*TASK GOAL*:
Below is a block of records; return all of them exactly, but without the images.

*INFORMATION GIVEN*:

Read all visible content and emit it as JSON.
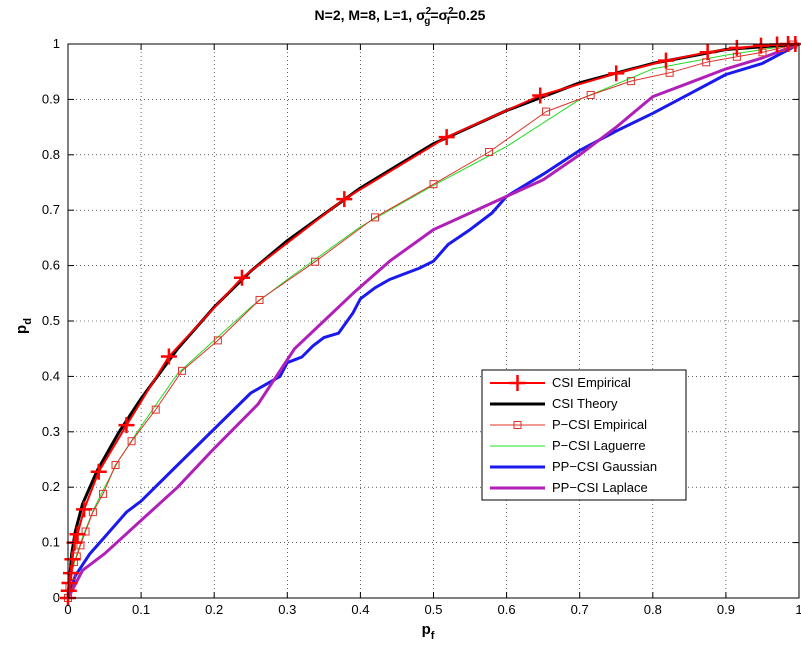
{
  "chart_data": {
    "type": "line",
    "title": "N=2, M=8, L=1, σg2=σf2=0.25",
    "title_parts": {
      "prefix": "N=2, M=8, L=1, ",
      "sigma": "σ",
      "g_sub": "g",
      "f_sub": "f",
      "sup": "2",
      "eq": "=",
      "value": "=0.25"
    },
    "xlabel": {
      "main": "p",
      "sub": "f"
    },
    "ylabel": {
      "main": "p",
      "sub": "d"
    },
    "xlim": [
      0,
      1
    ],
    "ylim": [
      0,
      1
    ],
    "xticks": [
      "0",
      "0.1",
      "0.2",
      "0.3",
      "0.4",
      "0.5",
      "0.6",
      "0.7",
      "0.8",
      "0.9",
      "1"
    ],
    "yticks": [
      "0",
      "0.1",
      "0.2",
      "0.3",
      "0.4",
      "0.5",
      "0.6",
      "0.7",
      "0.8",
      "0.9",
      "1"
    ],
    "grid": true,
    "legend_position": "right-center",
    "series": [
      {
        "name": "CSI Empirical",
        "color": "#ff0000",
        "marker": "plus",
        "x": [
          0,
          0.001,
          0.002,
          0.004,
          0.006,
          0.009,
          0.013,
          0.022,
          0.042,
          0.08,
          0.138,
          0.238,
          0.378,
          0.518,
          0.646,
          0.75,
          0.818,
          0.875,
          0.915,
          0.948,
          0.97,
          0.985,
          0.995
        ],
        "y": [
          0,
          0.013,
          0.027,
          0.045,
          0.07,
          0.1,
          0.115,
          0.16,
          0.228,
          0.312,
          0.436,
          0.578,
          0.72,
          0.832,
          0.907,
          0.947,
          0.97,
          0.985,
          0.993,
          0.997,
          0.999,
          1.0,
          1.0
        ]
      },
      {
        "name": "CSI Theory",
        "color": "#000000",
        "x": [
          0,
          0.005,
          0.01,
          0.02,
          0.04,
          0.07,
          0.1,
          0.15,
          0.2,
          0.25,
          0.3,
          0.4,
          0.5,
          0.6,
          0.7,
          0.8,
          0.9,
          1.0
        ],
        "y": [
          0,
          0.08,
          0.12,
          0.17,
          0.23,
          0.3,
          0.36,
          0.45,
          0.525,
          0.59,
          0.645,
          0.74,
          0.82,
          0.88,
          0.93,
          0.965,
          0.99,
          1.0
        ]
      },
      {
        "name": "P−CSI Empirical",
        "color": "#e0302a",
        "marker": "square",
        "x": [
          0,
          0.002,
          0.005,
          0.008,
          0.012,
          0.017,
          0.024,
          0.034,
          0.048,
          0.065,
          0.087,
          0.12,
          0.156,
          0.205,
          0.262,
          0.338,
          0.42,
          0.5,
          0.576,
          0.654,
          0.715,
          0.77,
          0.823,
          0.873,
          0.915,
          0.95,
          0.975,
          0.992
        ],
        "y": [
          0,
          0.02,
          0.04,
          0.065,
          0.075,
          0.095,
          0.12,
          0.155,
          0.188,
          0.24,
          0.283,
          0.34,
          0.41,
          0.465,
          0.538,
          0.607,
          0.687,
          0.747,
          0.805,
          0.878,
          0.908,
          0.933,
          0.948,
          0.967,
          0.977,
          0.985,
          0.993,
          0.999
        ]
      },
      {
        "name": "P−CSI Laguerre",
        "color": "#22dd22",
        "x": [
          0,
          0.005,
          0.01,
          0.02,
          0.035,
          0.05,
          0.07,
          0.1,
          0.15,
          0.2,
          0.25,
          0.3,
          0.4,
          0.5,
          0.6,
          0.7,
          0.8,
          0.9,
          1.0
        ],
        "y": [
          0,
          0.045,
          0.07,
          0.11,
          0.16,
          0.2,
          0.25,
          0.31,
          0.405,
          0.465,
          0.525,
          0.575,
          0.67,
          0.745,
          0.815,
          0.9,
          0.955,
          0.98,
          1.0
        ]
      },
      {
        "name": "PP−CSI Gaussian",
        "color": "#1a1aee",
        "x": [
          0,
          0.01,
          0.03,
          0.05,
          0.08,
          0.1,
          0.15,
          0.2,
          0.25,
          0.27,
          0.29,
          0.3,
          0.31,
          0.32,
          0.335,
          0.35,
          0.37,
          0.39,
          0.4,
          0.42,
          0.44,
          0.46,
          0.48,
          0.5,
          0.52,
          0.55,
          0.58,
          0.6,
          0.65,
          0.7,
          0.75,
          0.8,
          0.85,
          0.9,
          0.95,
          1.0
        ],
        "y": [
          0,
          0.04,
          0.08,
          0.11,
          0.155,
          0.175,
          0.24,
          0.305,
          0.37,
          0.385,
          0.4,
          0.425,
          0.43,
          0.435,
          0.455,
          0.47,
          0.478,
          0.515,
          0.54,
          0.56,
          0.575,
          0.585,
          0.595,
          0.608,
          0.638,
          0.665,
          0.695,
          0.725,
          0.765,
          0.808,
          0.843,
          0.875,
          0.91,
          0.945,
          0.965,
          1.0
        ]
      },
      {
        "name": "PP−CSI Laplace",
        "color": "#b020b8",
        "x": [
          0,
          0.02,
          0.05,
          0.1,
          0.15,
          0.2,
          0.26,
          0.285,
          0.31,
          0.35,
          0.39,
          0.44,
          0.5,
          0.55,
          0.6,
          0.65,
          0.7,
          0.75,
          0.8,
          0.85,
          0.9,
          0.95,
          1.0
        ],
        "y": [
          0,
          0.05,
          0.08,
          0.14,
          0.2,
          0.27,
          0.35,
          0.4,
          0.45,
          0.5,
          0.55,
          0.608,
          0.665,
          0.695,
          0.725,
          0.755,
          0.8,
          0.85,
          0.905,
          0.93,
          0.955,
          0.975,
          1.0
        ]
      }
    ]
  }
}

*RESULT OF THIS EXERCISE*:
Read all visible content and emit it as JSON.
{
  "chart_data": {
    "type": "line",
    "title": "N=2, M=8, L=1, σg2=σf2=0.25",
    "title_parts": {
      "prefix": "N=2, M=8, L=1, ",
      "sigma": "σ",
      "g_sub": "g",
      "f_sub": "f",
      "sup": "2",
      "eq": "=",
      "value": "=0.25"
    },
    "xlabel": {
      "main": "p",
      "sub": "f"
    },
    "ylabel": {
      "main": "p",
      "sub": "d"
    },
    "xlim": [
      0,
      1
    ],
    "ylim": [
      0,
      1
    ],
    "xticks": [
      "0",
      "0.1",
      "0.2",
      "0.3",
      "0.4",
      "0.5",
      "0.6",
      "0.7",
      "0.8",
      "0.9",
      "1"
    ],
    "yticks": [
      "0",
      "0.1",
      "0.2",
      "0.3",
      "0.4",
      "0.5",
      "0.6",
      "0.7",
      "0.8",
      "0.9",
      "1"
    ],
    "grid": true,
    "legend_position": "right-center",
    "series": [
      {
        "name": "CSI Empirical",
        "color": "#ff0000",
        "marker": "plus",
        "x": [
          0,
          0.001,
          0.002,
          0.004,
          0.006,
          0.009,
          0.013,
          0.022,
          0.042,
          0.08,
          0.138,
          0.238,
          0.378,
          0.518,
          0.646,
          0.75,
          0.818,
          0.875,
          0.915,
          0.948,
          0.97,
          0.985,
          0.995
        ],
        "y": [
          0,
          0.013,
          0.027,
          0.045,
          0.07,
          0.1,
          0.115,
          0.16,
          0.228,
          0.312,
          0.436,
          0.578,
          0.72,
          0.832,
          0.907,
          0.947,
          0.97,
          0.985,
          0.993,
          0.997,
          0.999,
          1.0,
          1.0
        ]
      },
      {
        "name": "CSI Theory",
        "color": "#000000",
        "x": [
          0,
          0.005,
          0.01,
          0.02,
          0.04,
          0.07,
          0.1,
          0.15,
          0.2,
          0.25,
          0.3,
          0.4,
          0.5,
          0.6,
          0.7,
          0.8,
          0.9,
          1.0
        ],
        "y": [
          0,
          0.08,
          0.12,
          0.17,
          0.23,
          0.3,
          0.36,
          0.45,
          0.525,
          0.59,
          0.645,
          0.74,
          0.82,
          0.88,
          0.93,
          0.965,
          0.99,
          1.0
        ]
      },
      {
        "name": "P−CSI Empirical",
        "color": "#e0302a",
        "marker": "square",
        "x": [
          0,
          0.002,
          0.005,
          0.008,
          0.012,
          0.017,
          0.024,
          0.034,
          0.048,
          0.065,
          0.087,
          0.12,
          0.156,
          0.205,
          0.262,
          0.338,
          0.42,
          0.5,
          0.576,
          0.654,
          0.715,
          0.77,
          0.823,
          0.873,
          0.915,
          0.95,
          0.975,
          0.992
        ],
        "y": [
          0,
          0.02,
          0.04,
          0.065,
          0.075,
          0.095,
          0.12,
          0.155,
          0.188,
          0.24,
          0.283,
          0.34,
          0.41,
          0.465,
          0.538,
          0.607,
          0.687,
          0.747,
          0.805,
          0.878,
          0.908,
          0.933,
          0.948,
          0.967,
          0.977,
          0.985,
          0.993,
          0.999
        ]
      },
      {
        "name": "P−CSI Laguerre",
        "color": "#22dd22",
        "x": [
          0,
          0.005,
          0.01,
          0.02,
          0.035,
          0.05,
          0.07,
          0.1,
          0.15,
          0.2,
          0.25,
          0.3,
          0.4,
          0.5,
          0.6,
          0.7,
          0.8,
          0.9,
          1.0
        ],
        "y": [
          0,
          0.045,
          0.07,
          0.11,
          0.16,
          0.2,
          0.25,
          0.31,
          0.405,
          0.465,
          0.525,
          0.575,
          0.67,
          0.745,
          0.815,
          0.9,
          0.955,
          0.98,
          1.0
        ]
      },
      {
        "name": "PP−CSI Gaussian",
        "color": "#1a1aee",
        "x": [
          0,
          0.01,
          0.03,
          0.05,
          0.08,
          0.1,
          0.15,
          0.2,
          0.25,
          0.27,
          0.29,
          0.3,
          0.31,
          0.32,
          0.335,
          0.35,
          0.37,
          0.39,
          0.4,
          0.42,
          0.44,
          0.46,
          0.48,
          0.5,
          0.52,
          0.55,
          0.58,
          0.6,
          0.65,
          0.7,
          0.75,
          0.8,
          0.85,
          0.9,
          0.95,
          1.0
        ],
        "y": [
          0,
          0.04,
          0.08,
          0.11,
          0.155,
          0.175,
          0.24,
          0.305,
          0.37,
          0.385,
          0.4,
          0.425,
          0.43,
          0.435,
          0.455,
          0.47,
          0.478,
          0.515,
          0.54,
          0.56,
          0.575,
          0.585,
          0.595,
          0.608,
          0.638,
          0.665,
          0.695,
          0.725,
          0.765,
          0.808,
          0.843,
          0.875,
          0.91,
          0.945,
          0.965,
          1.0
        ]
      },
      {
        "name": "PP−CSI Laplace",
        "color": "#b020b8",
        "x": [
          0,
          0.02,
          0.05,
          0.1,
          0.15,
          0.2,
          0.26,
          0.285,
          0.31,
          0.35,
          0.39,
          0.44,
          0.5,
          0.55,
          0.6,
          0.65,
          0.7,
          0.75,
          0.8,
          0.85,
          0.9,
          0.95,
          1.0
        ],
        "y": [
          0,
          0.05,
          0.08,
          0.14,
          0.2,
          0.27,
          0.35,
          0.4,
          0.45,
          0.5,
          0.55,
          0.608,
          0.665,
          0.695,
          0.725,
          0.755,
          0.8,
          0.85,
          0.905,
          0.93,
          0.955,
          0.975,
          1.0
        ]
      }
    ]
  }
}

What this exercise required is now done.